* Instructions *
A - According to the passage on newspaper columns, what does the Law of the Sea Treaty set international rules for?
B - Retype part of the passage on newspaper columns: begin at the words "But for all" and stop after "in international waters.".

* Selected passage *
━━━━━━━━━━━━━━━━━━━━

But for all her affectation, Dowd usually sneaks something worth knowing into her work. This latest column forced us to look up the Law of the Sea Treaty. In short, the agreement with the hysterically bad acronym, LOST, sets international rules for navigation, fishing and sea-floor mining rights. Proponents support it because of the strong environmental standards. Opponents think the treaty will make it harder for the US military to operate in international waters.
Like everyone else, Tom Friedman is weighing in on Gaza. (At least he is finally off China. The dire warnings about Sino-supremacy were getting a little old.) Friedman dissects what Israel did last summer in the Hezbollah war, and wonders if Israel's goal now in Gaza is to "educate or eradicate" Hamas. For all the armchair geopolitics by Friedman and everyone else, the Middle East always boils down to the same thing: Israel thinks it should exist. Most of it's neighbors disagree.

━━━━━━━━━━━━━━━━━━━━

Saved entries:

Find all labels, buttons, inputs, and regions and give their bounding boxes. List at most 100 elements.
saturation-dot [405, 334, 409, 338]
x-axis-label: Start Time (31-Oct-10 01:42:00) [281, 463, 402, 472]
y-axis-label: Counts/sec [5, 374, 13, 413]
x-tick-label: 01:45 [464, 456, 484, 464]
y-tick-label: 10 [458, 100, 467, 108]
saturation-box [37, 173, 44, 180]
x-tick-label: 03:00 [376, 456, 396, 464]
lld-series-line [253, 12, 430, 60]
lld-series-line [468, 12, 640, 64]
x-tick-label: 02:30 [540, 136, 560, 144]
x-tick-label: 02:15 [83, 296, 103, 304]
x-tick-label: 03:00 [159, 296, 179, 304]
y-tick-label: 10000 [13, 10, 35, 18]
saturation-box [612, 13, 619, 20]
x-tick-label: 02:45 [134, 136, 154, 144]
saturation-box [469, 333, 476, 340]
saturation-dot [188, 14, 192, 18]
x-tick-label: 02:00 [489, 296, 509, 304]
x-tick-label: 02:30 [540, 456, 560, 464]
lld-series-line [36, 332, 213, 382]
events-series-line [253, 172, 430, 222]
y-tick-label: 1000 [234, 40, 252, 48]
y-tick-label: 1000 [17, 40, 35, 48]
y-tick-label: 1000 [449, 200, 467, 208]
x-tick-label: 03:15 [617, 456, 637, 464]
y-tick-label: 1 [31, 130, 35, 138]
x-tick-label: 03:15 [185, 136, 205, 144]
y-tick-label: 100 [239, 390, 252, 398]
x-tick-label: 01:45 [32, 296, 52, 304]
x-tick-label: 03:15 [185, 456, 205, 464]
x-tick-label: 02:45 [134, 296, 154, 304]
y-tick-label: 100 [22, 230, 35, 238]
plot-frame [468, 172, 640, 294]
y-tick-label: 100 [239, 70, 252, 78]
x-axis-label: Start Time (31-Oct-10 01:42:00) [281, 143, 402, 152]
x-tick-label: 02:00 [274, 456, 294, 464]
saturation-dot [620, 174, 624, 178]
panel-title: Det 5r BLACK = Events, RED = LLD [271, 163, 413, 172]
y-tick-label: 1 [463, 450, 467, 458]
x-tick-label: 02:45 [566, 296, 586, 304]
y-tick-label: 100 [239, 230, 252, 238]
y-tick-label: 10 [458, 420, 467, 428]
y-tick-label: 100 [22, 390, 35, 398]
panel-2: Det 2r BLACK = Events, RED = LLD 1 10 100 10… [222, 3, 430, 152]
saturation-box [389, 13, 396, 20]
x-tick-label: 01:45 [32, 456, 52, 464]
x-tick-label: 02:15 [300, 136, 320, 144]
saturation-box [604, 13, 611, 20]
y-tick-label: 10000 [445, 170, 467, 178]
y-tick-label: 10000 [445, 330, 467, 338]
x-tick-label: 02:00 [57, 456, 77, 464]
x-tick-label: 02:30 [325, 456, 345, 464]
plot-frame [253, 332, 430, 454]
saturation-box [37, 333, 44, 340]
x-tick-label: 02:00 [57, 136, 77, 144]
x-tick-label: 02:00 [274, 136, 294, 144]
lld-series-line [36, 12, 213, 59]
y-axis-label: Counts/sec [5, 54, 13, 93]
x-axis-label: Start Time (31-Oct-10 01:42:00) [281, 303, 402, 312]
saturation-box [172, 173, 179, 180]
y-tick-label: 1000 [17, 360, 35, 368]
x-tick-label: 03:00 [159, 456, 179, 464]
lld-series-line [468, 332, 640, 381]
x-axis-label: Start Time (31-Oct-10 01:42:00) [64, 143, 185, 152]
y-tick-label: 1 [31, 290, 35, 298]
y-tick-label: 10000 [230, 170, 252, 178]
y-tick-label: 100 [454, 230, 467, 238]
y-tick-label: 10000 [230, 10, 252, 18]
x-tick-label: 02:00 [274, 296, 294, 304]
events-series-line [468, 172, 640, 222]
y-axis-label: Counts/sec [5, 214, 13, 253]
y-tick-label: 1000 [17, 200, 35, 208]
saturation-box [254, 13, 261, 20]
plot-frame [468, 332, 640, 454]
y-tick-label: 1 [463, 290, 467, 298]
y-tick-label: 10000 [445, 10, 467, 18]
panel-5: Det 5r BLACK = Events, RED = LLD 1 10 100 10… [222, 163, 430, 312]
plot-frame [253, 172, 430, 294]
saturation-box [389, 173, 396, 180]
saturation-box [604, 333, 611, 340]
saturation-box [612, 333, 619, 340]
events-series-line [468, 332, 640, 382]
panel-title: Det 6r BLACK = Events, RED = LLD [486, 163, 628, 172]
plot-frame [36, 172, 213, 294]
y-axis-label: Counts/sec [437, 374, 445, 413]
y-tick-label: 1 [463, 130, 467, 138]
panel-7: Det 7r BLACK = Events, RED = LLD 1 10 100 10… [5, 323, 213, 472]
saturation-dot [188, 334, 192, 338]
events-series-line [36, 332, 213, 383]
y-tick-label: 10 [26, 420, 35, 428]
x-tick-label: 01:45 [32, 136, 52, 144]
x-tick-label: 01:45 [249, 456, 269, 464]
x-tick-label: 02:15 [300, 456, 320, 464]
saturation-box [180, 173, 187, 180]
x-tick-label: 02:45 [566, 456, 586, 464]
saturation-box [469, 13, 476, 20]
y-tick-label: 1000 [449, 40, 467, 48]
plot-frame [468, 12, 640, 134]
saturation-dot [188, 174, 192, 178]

━━━━━━━━━━━━━━━━━━━━

* Exercise answers *
A - Navigation, fishing and sea-floor mining rights.

B -
But for all her affectation, Dowd usually sneaks something worth knowing into her work. This latest column forced us to look up the Law of the Sea Treaty. In short, the agreement with the hysterically bad acronym, LOST, sets international rules for navigation, fishing and sea-floor mining rights. Proponents support it because of the strong environmental standards. Opponents think the treaty will make it harder for the US military to operate in international waters.